# WHAT THE EXERCISE ASKS
Each entry below is to be extracted exactly.

----------

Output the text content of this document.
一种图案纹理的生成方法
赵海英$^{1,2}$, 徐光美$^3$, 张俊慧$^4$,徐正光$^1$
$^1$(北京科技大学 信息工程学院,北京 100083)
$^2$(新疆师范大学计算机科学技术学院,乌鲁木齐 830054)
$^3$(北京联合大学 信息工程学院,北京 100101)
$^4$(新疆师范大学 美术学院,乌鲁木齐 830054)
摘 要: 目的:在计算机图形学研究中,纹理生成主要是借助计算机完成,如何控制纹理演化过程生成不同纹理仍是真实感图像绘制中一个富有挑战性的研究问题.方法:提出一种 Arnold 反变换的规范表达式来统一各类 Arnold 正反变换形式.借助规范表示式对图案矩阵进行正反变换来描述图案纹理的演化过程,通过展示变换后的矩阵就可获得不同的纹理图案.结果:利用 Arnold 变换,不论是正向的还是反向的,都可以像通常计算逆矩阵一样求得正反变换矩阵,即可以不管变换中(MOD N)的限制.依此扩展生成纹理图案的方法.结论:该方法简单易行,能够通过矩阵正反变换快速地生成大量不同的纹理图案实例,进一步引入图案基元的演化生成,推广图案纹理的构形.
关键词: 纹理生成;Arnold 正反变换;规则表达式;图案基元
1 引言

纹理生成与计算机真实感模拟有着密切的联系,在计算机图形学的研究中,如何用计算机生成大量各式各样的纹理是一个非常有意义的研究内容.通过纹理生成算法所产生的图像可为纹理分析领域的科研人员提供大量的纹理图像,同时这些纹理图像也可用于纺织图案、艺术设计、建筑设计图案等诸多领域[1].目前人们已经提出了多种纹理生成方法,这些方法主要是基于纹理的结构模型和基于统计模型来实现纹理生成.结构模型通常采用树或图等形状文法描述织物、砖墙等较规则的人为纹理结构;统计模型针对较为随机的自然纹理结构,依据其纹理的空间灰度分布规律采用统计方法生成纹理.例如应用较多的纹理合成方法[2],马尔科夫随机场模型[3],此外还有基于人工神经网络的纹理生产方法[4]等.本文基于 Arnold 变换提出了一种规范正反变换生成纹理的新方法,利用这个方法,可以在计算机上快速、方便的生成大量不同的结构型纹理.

----------

# EXERCISE RESULT
Output the text content of this document.
一种图案纹理的生成方法
赵海英$^{1,2}$, 徐光美$^3$, 张俊慧$^4$,徐正光$^1$
$^1$(北京科技大学 信息工程学院,北京 100083)
$^2$(新疆师范大学计算机科学技术学院,乌鲁木齐 830054)
$^3$(北京联合大学 信息工程学院,北京 100101)
$^4$(新疆师范大学 美术学院,乌鲁木齐 830054)
摘 要: 目的:在计算机图形学研究中,纹理生成主要是借助计算机完成,如何控制纹理演化过程生成不同纹理仍是真实感图像绘制中一个富有挑战性的研究问题.方法:提出一种 Arnold 反变换的规范表达式来统一各类 Arnold 正反变换形式.借助规范表示式对图案矩阵进行正反变换来描述图案纹理的演化过程,通过展示变换后的矩阵就可获得不同的纹理图案.结果:利用 Arnold 变换,不论是正向的还是反向的,都可以像通常计算逆矩阵一样求得正反变换矩阵,即可以不管变换中(MOD N)的限制.依此扩展生成纹理图案的方法.结论:该方法简单易行,能够通过矩阵正反变换快速地生成大量不同的纹理图案实例,进一步引入图案基元的演化生成,推广图案纹理的构形.
关键词: 纹理生成;Arnold 正反变换;规则表达式;图案基元
1 引言

纹理生成与计算机真实感模拟有着密切的联系,在计算机图形学的研究中,如何用计算机生成大量各式各样的纹理是一个非常有意义的研究内容.通过纹理生成算法所产生的图像可为纹理分析领域的科研人员提供大量的纹理图像,同时这些纹理图像也可用于纺织图案、艺术设计、建筑设计图案等诸多领域[1].目前人们已经提出了多种纹理生成方法,这些方法主要是基于纹理的结构模型和基于统计模型来实现纹理生成.结构模型通常采用树或图等形状文法描述织物、砖墙等较规则的人为纹理结构;统计模型针对较为随机的自然纹理结构,依据其纹理的空间灰度分布规律采用统计方法生成纹理.例如应用较多的纹理合成方法[2],马尔科夫随机场模型[3],此外还有基于人工神经网络的纹理生产方法[4]等.本文基于 Arnold 变换提出了一种规范正反变换生成纹理的新方法,利用这个方法,可以在计算机上快速、方便的生成大量不同的结构型纹理.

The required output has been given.